EXERCISE DIRECTIONS: Take the material and output all of it exactly.

## Begin INFORMATION GIVEN

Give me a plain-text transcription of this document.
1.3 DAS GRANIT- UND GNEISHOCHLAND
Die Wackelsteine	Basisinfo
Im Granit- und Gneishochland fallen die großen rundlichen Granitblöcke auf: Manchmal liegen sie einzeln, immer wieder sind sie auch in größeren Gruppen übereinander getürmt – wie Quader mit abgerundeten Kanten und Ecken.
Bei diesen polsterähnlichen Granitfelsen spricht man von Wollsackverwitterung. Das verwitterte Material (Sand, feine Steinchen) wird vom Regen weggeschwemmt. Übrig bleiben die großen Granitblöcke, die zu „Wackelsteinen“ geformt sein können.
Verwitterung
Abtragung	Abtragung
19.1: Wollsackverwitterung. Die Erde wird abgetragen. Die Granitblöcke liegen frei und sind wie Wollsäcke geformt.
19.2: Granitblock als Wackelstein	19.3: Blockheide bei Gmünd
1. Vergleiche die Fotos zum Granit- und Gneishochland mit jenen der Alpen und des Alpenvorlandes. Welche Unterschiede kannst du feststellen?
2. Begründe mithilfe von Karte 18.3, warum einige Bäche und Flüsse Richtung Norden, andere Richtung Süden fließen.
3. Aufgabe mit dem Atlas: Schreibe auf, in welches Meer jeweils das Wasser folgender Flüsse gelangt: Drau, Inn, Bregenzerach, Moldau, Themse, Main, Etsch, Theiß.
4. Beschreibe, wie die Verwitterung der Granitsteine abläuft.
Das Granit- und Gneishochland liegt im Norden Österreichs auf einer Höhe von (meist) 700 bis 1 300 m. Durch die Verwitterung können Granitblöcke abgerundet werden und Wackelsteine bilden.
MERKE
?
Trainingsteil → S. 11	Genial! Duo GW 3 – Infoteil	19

## End INFORMATION GIVEN

EXERCISE RESPONSE:
Give me a plain-text transcription of this document.
1.3 DAS GRANIT- UND GNEISHOCHLAND
Die Wackelsteine	Basisinfo
Im Granit- und Gneishochland fallen die großen rundlichen Granitblöcke auf: Manchmal liegen sie einzeln, immer wieder sind sie auch in größeren Gruppen übereinander getürmt – wie Quader mit abgerundeten Kanten und Ecken.
Bei diesen polsterähnlichen Granitfelsen spricht man von Wollsackverwitterung. Das verwitterte Material (Sand, feine Steinchen) wird vom Regen weggeschwemmt. Übrig bleiben die großen Granitblöcke, die zu „Wackelsteinen“ geformt sein können.
Verwitterung
Abtragung	Abtragung
19.1: Wollsackverwitterung. Die Erde wird abgetragen. Die Granitblöcke liegen frei und sind wie Wollsäcke geformt.
19.2: Granitblock als Wackelstein	19.3: Blockheide bei Gmünd
1. Vergleiche die Fotos zum Granit- und Gneishochland mit jenen der Alpen und des Alpenvorlandes. Welche Unterschiede kannst du feststellen?
2. Begründe mithilfe von Karte 18.3, warum einige Bäche und Flüsse Richtung Norden, andere Richtung Süden fließen.
3. Aufgabe mit dem Atlas: Schreibe auf, in welches Meer jeweils das Wasser folgender Flüsse gelangt: Drau, Inn, Bregenzerach, Moldau, Themse, Main, Etsch, Theiß.
4. Beschreibe, wie die Verwitterung der Granitsteine abläuft.
Das Granit- und Gneishochland liegt im Norden Österreichs auf einer Höhe von (meist) 700 bis 1 300 m. Durch die Verwitterung können Granitblöcke abgerundet werden und Wackelsteine bilden.
MERKE
?
Trainingsteil → S. 11	Genial! Duo GW 3 – Infoteil	19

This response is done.